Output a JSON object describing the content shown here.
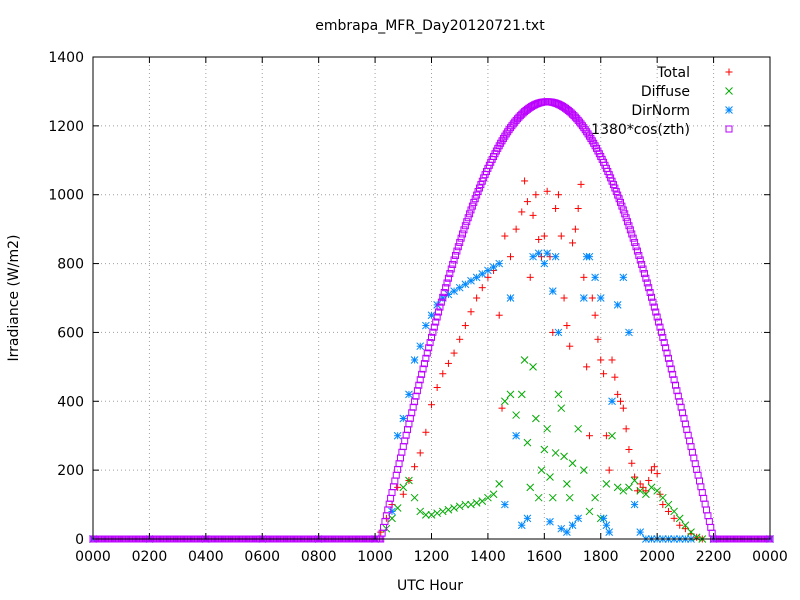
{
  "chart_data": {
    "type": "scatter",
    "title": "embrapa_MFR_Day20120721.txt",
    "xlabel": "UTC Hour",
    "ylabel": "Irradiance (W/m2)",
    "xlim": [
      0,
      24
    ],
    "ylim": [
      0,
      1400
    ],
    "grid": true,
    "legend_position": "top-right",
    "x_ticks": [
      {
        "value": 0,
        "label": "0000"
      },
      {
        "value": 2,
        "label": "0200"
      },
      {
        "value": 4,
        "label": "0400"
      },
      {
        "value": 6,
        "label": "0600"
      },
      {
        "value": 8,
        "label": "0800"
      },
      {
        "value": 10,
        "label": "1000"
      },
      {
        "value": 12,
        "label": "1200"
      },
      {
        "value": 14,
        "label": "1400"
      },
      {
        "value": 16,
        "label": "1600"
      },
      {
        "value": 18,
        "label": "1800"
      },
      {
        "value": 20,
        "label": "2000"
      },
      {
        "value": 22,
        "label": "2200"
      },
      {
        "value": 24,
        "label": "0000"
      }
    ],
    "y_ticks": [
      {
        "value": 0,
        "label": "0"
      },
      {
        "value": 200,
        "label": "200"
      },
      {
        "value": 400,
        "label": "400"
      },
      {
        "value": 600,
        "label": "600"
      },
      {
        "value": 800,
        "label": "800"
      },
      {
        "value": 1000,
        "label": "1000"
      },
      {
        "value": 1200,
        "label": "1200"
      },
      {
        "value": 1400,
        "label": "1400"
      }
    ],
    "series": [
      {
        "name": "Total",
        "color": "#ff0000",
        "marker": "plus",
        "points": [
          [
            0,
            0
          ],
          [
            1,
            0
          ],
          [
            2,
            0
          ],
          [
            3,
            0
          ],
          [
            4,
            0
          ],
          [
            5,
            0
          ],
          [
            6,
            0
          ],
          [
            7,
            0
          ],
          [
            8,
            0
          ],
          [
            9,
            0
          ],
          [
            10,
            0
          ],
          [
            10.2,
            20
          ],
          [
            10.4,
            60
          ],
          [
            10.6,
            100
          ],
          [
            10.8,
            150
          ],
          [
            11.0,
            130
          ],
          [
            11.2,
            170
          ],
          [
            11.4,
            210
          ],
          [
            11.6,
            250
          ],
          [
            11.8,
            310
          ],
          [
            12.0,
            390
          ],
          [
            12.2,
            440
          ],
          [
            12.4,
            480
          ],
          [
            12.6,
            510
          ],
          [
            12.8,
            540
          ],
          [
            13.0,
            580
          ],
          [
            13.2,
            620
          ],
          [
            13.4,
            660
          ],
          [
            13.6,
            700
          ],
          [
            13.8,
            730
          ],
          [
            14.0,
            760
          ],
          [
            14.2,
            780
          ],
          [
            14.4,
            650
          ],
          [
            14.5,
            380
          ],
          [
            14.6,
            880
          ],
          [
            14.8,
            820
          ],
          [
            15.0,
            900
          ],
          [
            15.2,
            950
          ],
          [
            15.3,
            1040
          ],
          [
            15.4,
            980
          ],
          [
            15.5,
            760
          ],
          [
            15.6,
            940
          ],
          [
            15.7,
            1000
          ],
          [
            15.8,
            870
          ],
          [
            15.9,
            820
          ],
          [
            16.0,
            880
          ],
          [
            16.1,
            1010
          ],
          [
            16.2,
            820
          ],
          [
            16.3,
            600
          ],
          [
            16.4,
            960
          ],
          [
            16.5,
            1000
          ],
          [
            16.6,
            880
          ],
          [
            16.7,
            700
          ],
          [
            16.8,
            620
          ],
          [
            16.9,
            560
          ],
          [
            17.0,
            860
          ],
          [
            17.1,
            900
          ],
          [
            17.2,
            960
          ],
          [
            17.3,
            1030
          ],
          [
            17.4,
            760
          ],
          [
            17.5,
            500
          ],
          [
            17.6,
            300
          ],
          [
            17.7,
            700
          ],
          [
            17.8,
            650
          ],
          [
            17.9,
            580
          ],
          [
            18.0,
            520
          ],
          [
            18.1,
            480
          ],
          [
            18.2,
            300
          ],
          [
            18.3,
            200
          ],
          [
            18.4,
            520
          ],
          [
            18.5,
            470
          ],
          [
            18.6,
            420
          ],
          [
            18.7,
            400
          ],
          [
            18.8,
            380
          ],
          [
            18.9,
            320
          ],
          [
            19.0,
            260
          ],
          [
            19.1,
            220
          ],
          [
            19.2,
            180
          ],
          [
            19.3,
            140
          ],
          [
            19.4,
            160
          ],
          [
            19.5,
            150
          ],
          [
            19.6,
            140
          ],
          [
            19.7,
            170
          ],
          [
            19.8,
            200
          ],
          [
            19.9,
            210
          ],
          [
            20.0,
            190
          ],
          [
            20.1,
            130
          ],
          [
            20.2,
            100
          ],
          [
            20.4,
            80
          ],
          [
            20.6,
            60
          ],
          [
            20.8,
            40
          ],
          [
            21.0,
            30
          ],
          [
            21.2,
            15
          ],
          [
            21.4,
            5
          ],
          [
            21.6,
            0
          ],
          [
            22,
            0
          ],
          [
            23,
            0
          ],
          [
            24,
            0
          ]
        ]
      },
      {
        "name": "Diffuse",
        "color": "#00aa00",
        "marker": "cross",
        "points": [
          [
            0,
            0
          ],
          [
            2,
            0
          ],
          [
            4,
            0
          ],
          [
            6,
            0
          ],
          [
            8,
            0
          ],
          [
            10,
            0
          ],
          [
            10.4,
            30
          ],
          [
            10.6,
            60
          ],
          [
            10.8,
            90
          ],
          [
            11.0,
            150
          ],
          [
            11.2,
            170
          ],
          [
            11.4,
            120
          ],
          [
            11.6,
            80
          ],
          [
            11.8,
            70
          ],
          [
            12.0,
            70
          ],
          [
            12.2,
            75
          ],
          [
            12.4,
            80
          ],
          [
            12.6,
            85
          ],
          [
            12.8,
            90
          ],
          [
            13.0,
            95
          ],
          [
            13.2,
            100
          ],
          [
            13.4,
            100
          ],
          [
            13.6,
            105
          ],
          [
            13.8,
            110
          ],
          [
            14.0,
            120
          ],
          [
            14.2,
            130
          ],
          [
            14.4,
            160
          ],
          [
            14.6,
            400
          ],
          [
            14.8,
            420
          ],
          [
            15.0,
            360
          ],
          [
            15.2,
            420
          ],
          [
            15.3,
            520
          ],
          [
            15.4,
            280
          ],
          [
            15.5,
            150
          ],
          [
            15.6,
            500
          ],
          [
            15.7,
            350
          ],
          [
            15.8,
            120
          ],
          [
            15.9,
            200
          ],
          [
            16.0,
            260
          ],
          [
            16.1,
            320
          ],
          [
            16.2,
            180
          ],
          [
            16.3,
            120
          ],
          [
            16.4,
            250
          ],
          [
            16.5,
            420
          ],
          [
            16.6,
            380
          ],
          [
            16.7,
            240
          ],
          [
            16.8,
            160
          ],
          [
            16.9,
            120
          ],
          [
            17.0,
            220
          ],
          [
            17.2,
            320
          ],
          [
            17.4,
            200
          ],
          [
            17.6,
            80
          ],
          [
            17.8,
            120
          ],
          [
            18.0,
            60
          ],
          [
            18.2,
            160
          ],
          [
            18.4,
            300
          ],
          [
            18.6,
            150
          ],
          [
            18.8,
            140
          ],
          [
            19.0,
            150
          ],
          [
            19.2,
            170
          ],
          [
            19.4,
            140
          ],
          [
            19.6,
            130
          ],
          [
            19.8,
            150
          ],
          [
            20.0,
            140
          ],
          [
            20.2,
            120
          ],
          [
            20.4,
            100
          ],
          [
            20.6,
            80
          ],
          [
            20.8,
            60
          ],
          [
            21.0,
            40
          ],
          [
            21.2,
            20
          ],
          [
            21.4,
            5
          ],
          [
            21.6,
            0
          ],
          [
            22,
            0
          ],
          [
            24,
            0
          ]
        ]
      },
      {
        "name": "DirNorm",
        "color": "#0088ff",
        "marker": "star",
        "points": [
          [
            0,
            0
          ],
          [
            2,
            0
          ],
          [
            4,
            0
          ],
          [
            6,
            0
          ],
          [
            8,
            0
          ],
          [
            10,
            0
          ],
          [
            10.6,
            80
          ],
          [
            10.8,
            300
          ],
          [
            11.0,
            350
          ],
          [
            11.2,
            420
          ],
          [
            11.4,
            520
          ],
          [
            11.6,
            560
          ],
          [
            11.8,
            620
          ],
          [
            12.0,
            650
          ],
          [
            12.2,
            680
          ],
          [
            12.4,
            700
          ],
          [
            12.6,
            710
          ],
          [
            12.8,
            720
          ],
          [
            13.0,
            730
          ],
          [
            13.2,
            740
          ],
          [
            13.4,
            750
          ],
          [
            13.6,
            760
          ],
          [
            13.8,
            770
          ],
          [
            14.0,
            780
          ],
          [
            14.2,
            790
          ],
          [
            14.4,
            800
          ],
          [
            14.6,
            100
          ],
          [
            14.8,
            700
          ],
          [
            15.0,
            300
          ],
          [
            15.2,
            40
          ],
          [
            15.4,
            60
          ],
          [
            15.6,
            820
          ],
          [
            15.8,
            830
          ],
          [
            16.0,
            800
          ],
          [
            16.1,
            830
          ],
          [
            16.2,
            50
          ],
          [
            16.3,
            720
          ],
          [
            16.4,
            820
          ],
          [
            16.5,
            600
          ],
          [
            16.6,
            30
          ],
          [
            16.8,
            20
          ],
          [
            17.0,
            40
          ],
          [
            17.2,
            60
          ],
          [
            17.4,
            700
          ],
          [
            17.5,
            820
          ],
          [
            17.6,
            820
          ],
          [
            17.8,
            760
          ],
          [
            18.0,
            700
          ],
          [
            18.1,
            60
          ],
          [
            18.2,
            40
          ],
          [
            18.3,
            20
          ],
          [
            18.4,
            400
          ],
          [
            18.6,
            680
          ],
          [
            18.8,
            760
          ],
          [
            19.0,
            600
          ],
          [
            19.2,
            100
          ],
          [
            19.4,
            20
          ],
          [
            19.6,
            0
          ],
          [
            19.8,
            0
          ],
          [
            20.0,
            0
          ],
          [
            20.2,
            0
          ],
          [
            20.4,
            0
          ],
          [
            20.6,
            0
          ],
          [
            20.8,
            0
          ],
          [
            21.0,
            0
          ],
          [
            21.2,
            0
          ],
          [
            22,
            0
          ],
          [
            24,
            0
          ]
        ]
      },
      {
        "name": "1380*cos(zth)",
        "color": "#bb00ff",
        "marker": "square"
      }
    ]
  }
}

• Given request:
Search the entries for the word "marker" and copy every line that has it.

• Complete response:
        "marker": "plus",
        "marker": "cross",
        "marker": "star",
        "marker": "square"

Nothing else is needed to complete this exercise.